:: Task instructions ::
**a)** In the article on Apple's patent dispute with MobileMedia, when was the lawsuit first filed?
**b)** Duplicate the part of the article on Apple's patent dispute with MobileMedia between "Apple is facing" and "the iPhone family.", inclusive.
**c)** Write the next part of the article on Apple's patent dispute with MobileMedia and its stock decline, picking up after its final sentence.

:: Provided passage ::
Apple has been implicated for three patent violations against MobileMedia. These patents are – 6,427,078, which is related to camera phone technology, the other two are related to call handling and are numbered 6,253,075 and 6,070,068 respectively. Apple has been accused of several other violations such as image rotation when the lawsuit was initially filed in July, 2010. At that point in time, MobileMedia had accused Apple of violating 18 patents owned by the company. The jury trial however began last month and after a gruelling month of testimonies, only three were held to be infringed.

Apple is facing setbacks not only in the courtroom, but also Wall Street. With frigid response in China to Apple’s iPhone 5, Apple shares fell sharply and ended nearer to $500, touted as the ‘magic’ mark. Apple’s share price has been falling after it became the most valuable company in the world briefly in 2012. Critics and analysts have panned the company for not taking the iPhone line forward through revolutionary technology. Apple has adopted a very safe approach to the smartphone industry in the last two years, with incremental upgrades in both the iPhone 4S and the iPhone 5. The iPhone 4 was the last major design change in the iPhone family.

:: Data to examine ::
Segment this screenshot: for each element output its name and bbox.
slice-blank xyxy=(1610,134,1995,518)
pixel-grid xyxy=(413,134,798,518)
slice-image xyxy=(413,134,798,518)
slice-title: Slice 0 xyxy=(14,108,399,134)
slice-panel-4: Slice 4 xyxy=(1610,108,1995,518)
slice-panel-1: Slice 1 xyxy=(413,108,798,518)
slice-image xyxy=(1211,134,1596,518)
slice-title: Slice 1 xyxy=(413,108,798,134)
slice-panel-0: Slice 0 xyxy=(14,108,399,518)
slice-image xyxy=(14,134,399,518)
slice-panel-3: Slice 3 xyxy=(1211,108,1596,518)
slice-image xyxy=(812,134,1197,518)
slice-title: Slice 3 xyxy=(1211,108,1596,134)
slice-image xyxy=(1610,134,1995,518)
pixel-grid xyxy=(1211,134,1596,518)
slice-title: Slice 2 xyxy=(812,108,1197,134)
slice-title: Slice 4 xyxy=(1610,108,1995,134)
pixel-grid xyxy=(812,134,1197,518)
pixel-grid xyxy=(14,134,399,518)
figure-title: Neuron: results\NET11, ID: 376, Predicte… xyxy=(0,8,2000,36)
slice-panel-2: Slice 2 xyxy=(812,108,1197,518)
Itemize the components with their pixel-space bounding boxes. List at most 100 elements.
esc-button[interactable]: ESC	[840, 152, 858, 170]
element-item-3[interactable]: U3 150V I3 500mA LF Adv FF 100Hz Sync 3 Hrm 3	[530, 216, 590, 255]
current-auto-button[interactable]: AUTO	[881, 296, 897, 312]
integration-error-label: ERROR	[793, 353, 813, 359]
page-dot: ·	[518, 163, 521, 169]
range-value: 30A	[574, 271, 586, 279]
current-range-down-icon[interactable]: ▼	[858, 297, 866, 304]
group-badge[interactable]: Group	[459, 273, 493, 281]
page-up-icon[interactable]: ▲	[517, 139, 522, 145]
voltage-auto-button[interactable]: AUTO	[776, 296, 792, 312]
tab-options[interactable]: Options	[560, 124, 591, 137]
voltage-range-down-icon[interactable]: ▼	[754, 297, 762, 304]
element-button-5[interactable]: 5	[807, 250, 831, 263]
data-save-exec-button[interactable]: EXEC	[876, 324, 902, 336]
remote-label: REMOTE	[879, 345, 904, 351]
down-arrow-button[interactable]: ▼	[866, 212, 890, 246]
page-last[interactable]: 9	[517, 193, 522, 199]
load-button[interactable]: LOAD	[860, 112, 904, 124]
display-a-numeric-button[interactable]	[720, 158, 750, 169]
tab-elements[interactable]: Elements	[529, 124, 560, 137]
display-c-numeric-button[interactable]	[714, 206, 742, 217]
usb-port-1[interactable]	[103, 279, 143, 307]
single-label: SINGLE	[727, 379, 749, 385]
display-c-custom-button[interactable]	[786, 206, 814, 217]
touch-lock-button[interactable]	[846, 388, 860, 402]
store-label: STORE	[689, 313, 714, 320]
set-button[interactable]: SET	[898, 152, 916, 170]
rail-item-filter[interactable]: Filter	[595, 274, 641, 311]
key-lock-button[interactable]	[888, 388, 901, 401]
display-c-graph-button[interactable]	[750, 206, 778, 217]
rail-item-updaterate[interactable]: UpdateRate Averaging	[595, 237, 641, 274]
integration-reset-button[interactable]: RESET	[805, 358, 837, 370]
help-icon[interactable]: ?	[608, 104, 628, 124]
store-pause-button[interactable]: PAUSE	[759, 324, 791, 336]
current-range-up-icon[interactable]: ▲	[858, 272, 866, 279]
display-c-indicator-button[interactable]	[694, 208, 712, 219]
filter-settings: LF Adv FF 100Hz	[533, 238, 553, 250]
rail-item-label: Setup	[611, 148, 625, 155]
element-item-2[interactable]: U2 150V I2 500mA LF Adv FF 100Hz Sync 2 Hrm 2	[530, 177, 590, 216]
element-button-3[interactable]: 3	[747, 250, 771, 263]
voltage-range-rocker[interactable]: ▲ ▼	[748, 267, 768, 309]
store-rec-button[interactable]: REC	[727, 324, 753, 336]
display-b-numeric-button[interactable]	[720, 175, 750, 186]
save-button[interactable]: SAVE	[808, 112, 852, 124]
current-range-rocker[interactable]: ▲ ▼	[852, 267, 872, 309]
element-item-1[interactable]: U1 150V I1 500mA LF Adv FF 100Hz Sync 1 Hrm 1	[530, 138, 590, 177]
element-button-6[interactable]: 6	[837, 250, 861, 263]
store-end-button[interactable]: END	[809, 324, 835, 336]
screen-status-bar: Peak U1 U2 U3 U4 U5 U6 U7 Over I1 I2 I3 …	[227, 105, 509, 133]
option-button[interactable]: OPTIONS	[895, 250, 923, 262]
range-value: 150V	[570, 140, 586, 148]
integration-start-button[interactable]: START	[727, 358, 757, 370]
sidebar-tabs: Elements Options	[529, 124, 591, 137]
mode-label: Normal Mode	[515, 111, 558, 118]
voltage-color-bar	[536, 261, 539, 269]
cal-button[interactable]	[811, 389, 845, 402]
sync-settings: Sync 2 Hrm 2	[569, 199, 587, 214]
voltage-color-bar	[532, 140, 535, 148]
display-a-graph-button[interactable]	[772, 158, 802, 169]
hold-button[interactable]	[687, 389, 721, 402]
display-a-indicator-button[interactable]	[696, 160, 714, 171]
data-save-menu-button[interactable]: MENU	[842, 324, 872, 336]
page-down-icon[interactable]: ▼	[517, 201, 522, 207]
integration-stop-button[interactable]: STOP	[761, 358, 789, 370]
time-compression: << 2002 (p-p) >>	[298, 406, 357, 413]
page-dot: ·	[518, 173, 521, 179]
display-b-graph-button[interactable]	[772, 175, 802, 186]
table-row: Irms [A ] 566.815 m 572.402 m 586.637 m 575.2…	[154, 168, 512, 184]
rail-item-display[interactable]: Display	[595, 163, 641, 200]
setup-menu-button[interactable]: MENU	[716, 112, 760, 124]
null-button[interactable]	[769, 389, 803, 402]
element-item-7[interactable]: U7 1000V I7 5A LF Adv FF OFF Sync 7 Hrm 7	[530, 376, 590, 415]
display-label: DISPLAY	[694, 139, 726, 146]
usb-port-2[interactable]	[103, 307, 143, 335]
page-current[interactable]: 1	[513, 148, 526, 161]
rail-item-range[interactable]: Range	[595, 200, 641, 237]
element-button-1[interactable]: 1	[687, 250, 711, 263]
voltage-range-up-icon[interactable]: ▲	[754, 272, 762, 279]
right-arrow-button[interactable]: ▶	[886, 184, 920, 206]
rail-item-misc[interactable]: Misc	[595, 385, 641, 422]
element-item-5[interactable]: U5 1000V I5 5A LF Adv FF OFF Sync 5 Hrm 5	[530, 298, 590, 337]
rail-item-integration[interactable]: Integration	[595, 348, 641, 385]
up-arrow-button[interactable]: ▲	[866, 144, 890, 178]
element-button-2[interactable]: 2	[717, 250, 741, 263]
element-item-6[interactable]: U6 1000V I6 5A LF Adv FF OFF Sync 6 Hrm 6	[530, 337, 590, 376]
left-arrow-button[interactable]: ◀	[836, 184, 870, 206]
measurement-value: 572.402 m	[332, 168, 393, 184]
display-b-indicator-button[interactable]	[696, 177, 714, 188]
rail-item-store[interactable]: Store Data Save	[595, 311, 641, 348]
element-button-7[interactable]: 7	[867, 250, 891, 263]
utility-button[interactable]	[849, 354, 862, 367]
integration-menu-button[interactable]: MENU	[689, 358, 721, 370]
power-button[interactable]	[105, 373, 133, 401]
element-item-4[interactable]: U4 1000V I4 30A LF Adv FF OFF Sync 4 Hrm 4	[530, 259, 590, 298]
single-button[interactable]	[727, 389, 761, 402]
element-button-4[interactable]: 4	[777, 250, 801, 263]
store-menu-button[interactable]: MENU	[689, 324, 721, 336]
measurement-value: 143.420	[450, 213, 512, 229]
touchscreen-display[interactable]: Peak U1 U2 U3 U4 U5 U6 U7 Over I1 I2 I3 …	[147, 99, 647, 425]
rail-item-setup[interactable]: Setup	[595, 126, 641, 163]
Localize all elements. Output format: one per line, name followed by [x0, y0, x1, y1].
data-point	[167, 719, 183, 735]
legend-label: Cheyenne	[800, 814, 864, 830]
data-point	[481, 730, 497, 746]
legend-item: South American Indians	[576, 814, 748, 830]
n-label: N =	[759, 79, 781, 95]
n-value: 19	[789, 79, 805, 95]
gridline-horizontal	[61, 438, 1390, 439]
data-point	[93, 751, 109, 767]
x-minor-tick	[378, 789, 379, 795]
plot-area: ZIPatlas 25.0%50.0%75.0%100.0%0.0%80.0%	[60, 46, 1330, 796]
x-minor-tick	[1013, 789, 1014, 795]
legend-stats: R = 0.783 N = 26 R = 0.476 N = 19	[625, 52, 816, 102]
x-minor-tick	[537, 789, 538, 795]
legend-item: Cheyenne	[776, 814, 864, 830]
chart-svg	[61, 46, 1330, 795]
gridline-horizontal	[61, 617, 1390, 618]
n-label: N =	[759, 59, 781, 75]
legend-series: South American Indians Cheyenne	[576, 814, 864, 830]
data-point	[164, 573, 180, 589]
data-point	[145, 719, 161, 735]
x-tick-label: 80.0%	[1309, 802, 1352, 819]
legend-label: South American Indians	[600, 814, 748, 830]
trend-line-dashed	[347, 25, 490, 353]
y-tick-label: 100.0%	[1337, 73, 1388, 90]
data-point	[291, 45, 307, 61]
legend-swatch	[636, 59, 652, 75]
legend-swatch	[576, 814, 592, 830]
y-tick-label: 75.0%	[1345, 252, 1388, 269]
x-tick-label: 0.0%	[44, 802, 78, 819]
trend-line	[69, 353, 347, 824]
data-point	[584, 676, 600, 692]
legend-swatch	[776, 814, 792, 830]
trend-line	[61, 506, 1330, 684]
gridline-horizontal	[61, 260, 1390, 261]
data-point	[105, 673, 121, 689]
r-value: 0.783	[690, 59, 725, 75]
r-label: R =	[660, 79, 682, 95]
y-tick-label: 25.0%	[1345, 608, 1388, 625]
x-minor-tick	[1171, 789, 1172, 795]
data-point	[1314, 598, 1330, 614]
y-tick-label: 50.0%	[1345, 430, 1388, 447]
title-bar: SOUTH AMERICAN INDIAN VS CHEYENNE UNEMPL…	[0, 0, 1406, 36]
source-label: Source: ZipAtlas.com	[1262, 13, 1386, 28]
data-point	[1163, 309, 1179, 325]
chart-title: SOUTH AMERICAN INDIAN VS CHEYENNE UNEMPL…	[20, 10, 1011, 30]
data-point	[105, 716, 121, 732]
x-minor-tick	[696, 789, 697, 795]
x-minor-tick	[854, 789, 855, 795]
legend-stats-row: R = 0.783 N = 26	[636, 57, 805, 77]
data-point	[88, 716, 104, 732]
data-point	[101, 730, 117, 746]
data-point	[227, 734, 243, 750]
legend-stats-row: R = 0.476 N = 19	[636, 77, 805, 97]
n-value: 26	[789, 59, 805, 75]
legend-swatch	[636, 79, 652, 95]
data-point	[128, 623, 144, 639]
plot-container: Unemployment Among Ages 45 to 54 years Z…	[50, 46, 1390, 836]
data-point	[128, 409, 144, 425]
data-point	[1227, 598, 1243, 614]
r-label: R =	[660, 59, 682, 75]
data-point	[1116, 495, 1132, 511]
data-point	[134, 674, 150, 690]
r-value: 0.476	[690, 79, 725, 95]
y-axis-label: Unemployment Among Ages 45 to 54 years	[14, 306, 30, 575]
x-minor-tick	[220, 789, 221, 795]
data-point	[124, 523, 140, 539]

:: Answers to this exercise ::
**a)** July 2010

**b)**
Apple is facing setbacks not only in the courtroom, but also Wall Street. With frigid response in China to Apple’s iPhone 5, Apple shares fell sharply and ended nearer to $500, touted as the ‘magic’ mark. Apple’s share price has been falling after it became the most valuable company in the world briefly in 2012. Critics and analysts have panned the company for not taking the iPhone line forward through revolutionary technology. Apple has adopted a very safe approach to the smartphone industry in the last two years, with incremental upgrades in both the iPhone 4S and the iPhone 5. The iPhone 4 was the last major design change in the iPhone family.

**c)**
Apple’s woes don’t end here. It has also been extensively panned by customers after the Maps fiasco, which the company has sought to remedy by allowing Google Maps back in to the App Store. Overall, Apple seems to have caught a bit of bad luck lately, and investors and fans are hoping the company will be able to sourt out its legal issues at the earliest and get back to concentrating on innovation rather than patent trolling.